**Task brief:** Copy whichever lines contain the string "height".

**Input rows:**
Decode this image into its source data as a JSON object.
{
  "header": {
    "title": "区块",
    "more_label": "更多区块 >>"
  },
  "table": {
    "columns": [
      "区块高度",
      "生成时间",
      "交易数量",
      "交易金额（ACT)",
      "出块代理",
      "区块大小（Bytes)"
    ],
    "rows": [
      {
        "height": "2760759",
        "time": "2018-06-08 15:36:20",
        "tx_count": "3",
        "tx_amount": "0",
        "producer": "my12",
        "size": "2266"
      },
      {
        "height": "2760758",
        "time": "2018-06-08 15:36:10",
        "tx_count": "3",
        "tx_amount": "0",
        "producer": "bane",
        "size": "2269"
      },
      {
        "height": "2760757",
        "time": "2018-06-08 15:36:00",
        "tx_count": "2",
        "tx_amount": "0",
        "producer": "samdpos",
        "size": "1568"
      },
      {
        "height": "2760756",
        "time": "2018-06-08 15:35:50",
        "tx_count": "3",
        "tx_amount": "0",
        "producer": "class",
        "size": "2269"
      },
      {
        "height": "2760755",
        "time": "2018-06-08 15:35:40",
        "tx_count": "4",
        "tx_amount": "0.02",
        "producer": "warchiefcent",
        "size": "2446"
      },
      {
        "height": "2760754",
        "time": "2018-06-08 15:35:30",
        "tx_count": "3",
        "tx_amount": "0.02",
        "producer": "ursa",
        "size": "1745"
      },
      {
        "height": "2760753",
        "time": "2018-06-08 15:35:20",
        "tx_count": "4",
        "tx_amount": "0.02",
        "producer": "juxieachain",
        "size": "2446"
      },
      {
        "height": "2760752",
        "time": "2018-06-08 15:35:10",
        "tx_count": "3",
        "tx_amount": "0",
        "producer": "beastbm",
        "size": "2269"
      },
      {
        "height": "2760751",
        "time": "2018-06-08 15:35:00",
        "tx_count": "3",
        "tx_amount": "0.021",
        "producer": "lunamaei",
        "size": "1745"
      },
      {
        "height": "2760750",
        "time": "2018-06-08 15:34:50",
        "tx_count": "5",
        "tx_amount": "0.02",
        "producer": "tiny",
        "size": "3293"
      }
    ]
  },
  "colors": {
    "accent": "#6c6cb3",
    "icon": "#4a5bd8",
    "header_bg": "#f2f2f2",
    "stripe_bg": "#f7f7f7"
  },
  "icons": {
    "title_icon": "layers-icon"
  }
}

**Exercise response:**
        "height": "2760759",
        "height": "2760758",
        "height": "2760757",
        "height": "2760756",
        "height": "2760755",
        "height": "2760754",
        "height": "2760753",
        "height": "2760752",
        "height": "2760751",
        "height": "2760750",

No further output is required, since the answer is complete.